Begin Dataset excerpts

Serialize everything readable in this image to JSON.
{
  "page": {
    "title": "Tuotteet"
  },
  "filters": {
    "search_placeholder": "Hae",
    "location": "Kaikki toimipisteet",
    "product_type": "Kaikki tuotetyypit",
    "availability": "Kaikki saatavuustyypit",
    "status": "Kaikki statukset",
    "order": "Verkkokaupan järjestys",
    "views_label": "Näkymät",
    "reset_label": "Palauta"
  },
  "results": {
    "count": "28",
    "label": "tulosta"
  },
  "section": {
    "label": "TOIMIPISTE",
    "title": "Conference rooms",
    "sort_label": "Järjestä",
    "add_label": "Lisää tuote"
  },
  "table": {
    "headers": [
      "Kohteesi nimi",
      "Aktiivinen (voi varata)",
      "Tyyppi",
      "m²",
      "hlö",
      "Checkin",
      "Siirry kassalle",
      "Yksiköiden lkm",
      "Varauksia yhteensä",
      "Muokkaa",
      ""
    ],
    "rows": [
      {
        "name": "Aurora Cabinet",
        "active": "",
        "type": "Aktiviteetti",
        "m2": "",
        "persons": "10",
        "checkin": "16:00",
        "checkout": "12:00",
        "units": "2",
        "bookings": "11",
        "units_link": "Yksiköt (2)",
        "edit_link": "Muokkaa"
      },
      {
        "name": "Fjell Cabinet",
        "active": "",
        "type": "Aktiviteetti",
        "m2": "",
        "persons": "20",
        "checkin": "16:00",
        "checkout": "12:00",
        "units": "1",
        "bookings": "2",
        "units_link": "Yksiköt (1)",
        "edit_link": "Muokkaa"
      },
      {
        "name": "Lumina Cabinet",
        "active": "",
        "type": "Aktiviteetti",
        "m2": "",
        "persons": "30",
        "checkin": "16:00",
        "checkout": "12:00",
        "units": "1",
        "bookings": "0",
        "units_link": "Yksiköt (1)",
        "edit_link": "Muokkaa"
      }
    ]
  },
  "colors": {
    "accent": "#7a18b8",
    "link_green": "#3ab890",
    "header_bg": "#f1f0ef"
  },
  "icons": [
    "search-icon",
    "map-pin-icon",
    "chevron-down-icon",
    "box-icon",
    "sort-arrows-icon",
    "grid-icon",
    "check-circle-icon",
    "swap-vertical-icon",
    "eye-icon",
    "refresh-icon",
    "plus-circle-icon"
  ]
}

End Dataset excerpts

**Work to be completed**.
Give every line of the material again, exactly as it reads.

**Solved exercise**.
Serialize everything readable in this image to JSON.
{
  "page": {
    "title": "Tuotteet"
  },
  "filters": {
    "search_placeholder": "Hae",
    "location": "Kaikki toimipisteet",
    "product_type": "Kaikki tuotetyypit",
    "availability": "Kaikki saatavuustyypit",
    "status": "Kaikki statukset",
    "order": "Verkkokaupan järjestys",
    "views_label": "Näkymät",
    "reset_label": "Palauta"
  },
  "results": {
    "count": "28",
    "label": "tulosta"
  },
  "section": {
    "label": "TOIMIPISTE",
    "title": "Conference rooms",
    "sort_label": "Järjestä",
    "add_label": "Lisää tuote"
  },
  "table": {
    "headers": [
      "Kohteesi nimi",
      "Aktiivinen (voi varata)",
      "Tyyppi",
      "m²",
      "hlö",
      "Checkin",
      "Siirry kassalle",
      "Yksiköiden lkm",
      "Varauksia yhteensä",
      "Muokkaa",
      ""
    ],
    "rows": [
      {
        "name": "Aurora Cabinet",
        "active": "",
        "type": "Aktiviteetti",
        "m2": "",
        "persons": "10",
        "checkin": "16:00",
        "checkout": "12:00",
        "units": "2",
        "bookings": "11",
        "units_link": "Yksiköt (2)",
        "edit_link": "Muokkaa"
      },
      {
        "name": "Fjell Cabinet",
        "active": "",
        "type": "Aktiviteetti",
        "m2": "",
        "persons": "20",
        "checkin": "16:00",
        "checkout": "12:00",
        "units": "1",
        "bookings": "2",
        "units_link": "Yksiköt (1)",
        "edit_link": "Muokkaa"
      },
      {
        "name": "Lumina Cabinet",
        "active": "",
        "type": "Aktiviteetti",
        "m2": "",
        "persons": "30",
        "checkin": "16:00",
        "checkout": "12:00",
        "units": "1",
        "bookings": "0",
        "units_link": "Yksiköt (1)",
        "edit_link": "Muokkaa"
      }
    ]
  },
  "colors": {
    "accent": "#7a18b8",
    "link_green": "#3ab890",
    "header_bg": "#f1f0ef"
  },
  "icons": [
    "search-icon",
    "map-pin-icon",
    "chevron-down-icon",
    "box-icon",
    "sort-arrows-icon",
    "grid-icon",
    "check-circle-icon",
    "swap-vertical-icon",
    "eye-icon",
    "refresh-icon",
    "plus-circle-icon"
  ]
}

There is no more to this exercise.